━━━ STORED RECORDS ━━━

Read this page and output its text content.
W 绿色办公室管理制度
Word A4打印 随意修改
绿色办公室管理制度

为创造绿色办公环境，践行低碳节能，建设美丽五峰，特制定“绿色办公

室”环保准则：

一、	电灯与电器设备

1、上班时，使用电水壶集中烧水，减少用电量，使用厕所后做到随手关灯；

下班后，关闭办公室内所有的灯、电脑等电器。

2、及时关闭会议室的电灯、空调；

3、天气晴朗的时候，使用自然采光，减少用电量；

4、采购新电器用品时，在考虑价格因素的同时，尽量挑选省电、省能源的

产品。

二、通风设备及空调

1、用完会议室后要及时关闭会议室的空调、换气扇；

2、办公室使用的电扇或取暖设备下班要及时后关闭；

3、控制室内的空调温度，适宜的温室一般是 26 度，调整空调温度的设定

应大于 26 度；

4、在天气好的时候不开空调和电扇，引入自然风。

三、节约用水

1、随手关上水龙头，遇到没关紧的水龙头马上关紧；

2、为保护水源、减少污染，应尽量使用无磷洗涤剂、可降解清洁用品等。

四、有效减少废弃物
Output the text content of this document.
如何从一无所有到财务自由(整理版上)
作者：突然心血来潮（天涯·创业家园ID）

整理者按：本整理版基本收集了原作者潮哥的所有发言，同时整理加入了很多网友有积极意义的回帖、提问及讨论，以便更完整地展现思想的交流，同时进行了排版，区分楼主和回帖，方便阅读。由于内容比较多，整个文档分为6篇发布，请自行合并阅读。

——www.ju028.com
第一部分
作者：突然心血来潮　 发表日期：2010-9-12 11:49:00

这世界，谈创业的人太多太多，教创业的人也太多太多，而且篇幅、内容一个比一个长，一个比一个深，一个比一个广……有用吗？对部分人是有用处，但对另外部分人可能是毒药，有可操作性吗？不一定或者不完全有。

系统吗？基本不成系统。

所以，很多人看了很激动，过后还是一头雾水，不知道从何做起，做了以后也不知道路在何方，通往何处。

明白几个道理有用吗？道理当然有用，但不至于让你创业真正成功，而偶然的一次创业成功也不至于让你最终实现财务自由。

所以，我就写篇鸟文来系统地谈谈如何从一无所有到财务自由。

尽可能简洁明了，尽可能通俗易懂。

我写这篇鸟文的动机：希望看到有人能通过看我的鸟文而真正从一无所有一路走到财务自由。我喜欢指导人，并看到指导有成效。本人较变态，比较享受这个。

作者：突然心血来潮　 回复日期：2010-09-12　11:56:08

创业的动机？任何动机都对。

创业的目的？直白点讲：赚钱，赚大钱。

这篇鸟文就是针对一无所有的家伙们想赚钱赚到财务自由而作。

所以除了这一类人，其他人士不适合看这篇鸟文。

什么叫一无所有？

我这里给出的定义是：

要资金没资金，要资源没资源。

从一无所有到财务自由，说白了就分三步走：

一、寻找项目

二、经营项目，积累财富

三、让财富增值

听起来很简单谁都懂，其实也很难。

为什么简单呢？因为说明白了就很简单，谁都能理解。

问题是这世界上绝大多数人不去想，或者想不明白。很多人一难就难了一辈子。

━━━

• [TASK REQUIREMENTS]: Output the records verbatim, from the first line to the last.

• [ANSWER TO THIS EXERCISE]:
Read this page and output its text content.
W 绿色办公室管理制度
Word A4打印 随意修改
绿色办公室管理制度

为创造绿色办公环境，践行低碳节能，建设美丽五峰，特制定“绿色办公

室”环保准则：

一、	电灯与电器设备

1、上班时，使用电水壶集中烧水，减少用电量，使用厕所后做到随手关灯；

下班后，关闭办公室内所有的灯、电脑等电器。

2、及时关闭会议室的电灯、空调；

3、天气晴朗的时候，使用自然采光，减少用电量；

4、采购新电器用品时，在考虑价格因素的同时，尽量挑选省电、省能源的

产品。

二、通风设备及空调

1、用完会议室后要及时关闭会议室的空调、换气扇；

2、办公室使用的电扇或取暖设备下班要及时后关闭；

3、控制室内的空调温度，适宜的温室一般是 26 度，调整空调温度的设定

应大于 26 度；

4、在天气好的时候不开空调和电扇，引入自然风。

三、节约用水

1、随手关上水龙头，遇到没关紧的水龙头马上关紧；

2、为保护水源、减少污染，应尽量使用无磷洗涤剂、可降解清洁用品等。

四、有效减少废弃物
Output the text content of this document.
如何从一无所有到财务自由(整理版上)
作者：突然心血来潮（天涯·创业家园ID）

整理者按：本整理版基本收集了原作者潮哥的所有发言，同时整理加入了很多网友有积极意义的回帖、提问及讨论，以便更完整地展现思想的交流，同时进行了排版，区分楼主和回帖，方便阅读。由于内容比较多，整个文档分为6篇发布，请自行合并阅读。

——www.ju028.com
第一部分
作者：突然心血来潮　 发表日期：2010-9-12 11:49:00

这世界，谈创业的人太多太多，教创业的人也太多太多，而且篇幅、内容一个比一个长，一个比一个深，一个比一个广……有用吗？对部分人是有用处，但对另外部分人可能是毒药，有可操作性吗？不一定或者不完全有。

系统吗？基本不成系统。

所以，很多人看了很激动，过后还是一头雾水，不知道从何做起，做了以后也不知道路在何方，通往何处。

明白几个道理有用吗？道理当然有用，但不至于让你创业真正成功，而偶然的一次创业成功也不至于让你最终实现财务自由。

所以，我就写篇鸟文来系统地谈谈如何从一无所有到财务自由。

尽可能简洁明了，尽可能通俗易懂。

我写这篇鸟文的动机：希望看到有人能通过看我的鸟文而真正从一无所有一路走到财务自由。我喜欢指导人，并看到指导有成效。本人较变态，比较享受这个。

作者：突然心血来潮　 回复日期：2010-09-12　11:56:08

创业的动机？任何动机都对。

创业的目的？直白点讲：赚钱，赚大钱。

这篇鸟文就是针对一无所有的家伙们想赚钱赚到财务自由而作。

所以除了这一类人，其他人士不适合看这篇鸟文。

什么叫一无所有？

我这里给出的定义是：

要资金没资金，要资源没资源。

从一无所有到财务自由，说白了就分三步走：

一、寻找项目

二、经营项目，积累财富

三、让财富增值

听起来很简单谁都懂，其实也很难。

为什么简单呢？因为说明白了就很简单，谁都能理解。

问题是这世界上绝大多数人不去想，或者想不明白。很多人一难就难了一辈子。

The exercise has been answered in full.